Lines containing the string "福建省福州屏东中学" are to be counted; report the number and nothing more.

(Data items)
____________________
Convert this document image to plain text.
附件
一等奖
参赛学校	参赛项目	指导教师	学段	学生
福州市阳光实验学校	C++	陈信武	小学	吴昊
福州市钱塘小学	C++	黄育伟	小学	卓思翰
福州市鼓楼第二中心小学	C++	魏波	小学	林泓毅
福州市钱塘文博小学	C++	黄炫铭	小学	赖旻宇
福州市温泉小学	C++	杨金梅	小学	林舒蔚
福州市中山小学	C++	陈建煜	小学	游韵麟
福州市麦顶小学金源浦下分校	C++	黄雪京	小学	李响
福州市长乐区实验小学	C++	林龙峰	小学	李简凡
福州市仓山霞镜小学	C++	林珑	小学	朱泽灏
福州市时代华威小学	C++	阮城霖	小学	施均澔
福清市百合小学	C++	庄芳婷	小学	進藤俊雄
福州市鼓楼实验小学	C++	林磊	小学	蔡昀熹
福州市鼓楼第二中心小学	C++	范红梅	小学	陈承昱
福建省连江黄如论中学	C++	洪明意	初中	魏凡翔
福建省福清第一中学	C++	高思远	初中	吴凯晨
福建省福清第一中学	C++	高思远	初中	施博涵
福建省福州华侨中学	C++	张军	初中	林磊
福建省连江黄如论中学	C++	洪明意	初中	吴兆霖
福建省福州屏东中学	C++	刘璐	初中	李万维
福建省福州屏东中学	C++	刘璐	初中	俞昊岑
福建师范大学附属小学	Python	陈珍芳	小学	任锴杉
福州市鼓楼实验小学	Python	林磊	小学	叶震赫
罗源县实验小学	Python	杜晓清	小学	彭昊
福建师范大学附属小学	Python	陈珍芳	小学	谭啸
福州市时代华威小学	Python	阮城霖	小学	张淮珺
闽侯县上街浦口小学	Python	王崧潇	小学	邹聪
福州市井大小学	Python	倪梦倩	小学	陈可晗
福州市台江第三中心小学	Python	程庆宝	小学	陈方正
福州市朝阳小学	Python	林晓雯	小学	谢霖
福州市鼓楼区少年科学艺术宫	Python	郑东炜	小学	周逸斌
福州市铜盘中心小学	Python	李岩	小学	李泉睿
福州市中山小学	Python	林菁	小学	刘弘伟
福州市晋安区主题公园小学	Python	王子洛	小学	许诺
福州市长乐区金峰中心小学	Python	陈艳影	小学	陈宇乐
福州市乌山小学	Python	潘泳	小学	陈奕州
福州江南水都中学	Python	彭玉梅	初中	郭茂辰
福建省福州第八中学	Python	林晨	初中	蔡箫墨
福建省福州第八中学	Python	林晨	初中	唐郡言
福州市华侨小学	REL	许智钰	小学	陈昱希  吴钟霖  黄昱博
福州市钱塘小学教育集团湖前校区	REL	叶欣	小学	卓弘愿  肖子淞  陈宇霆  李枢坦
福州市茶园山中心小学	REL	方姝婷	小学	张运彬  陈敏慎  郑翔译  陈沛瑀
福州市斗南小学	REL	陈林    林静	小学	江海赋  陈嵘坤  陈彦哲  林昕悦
____________________
● **COMPLETE RESPONSE**: 2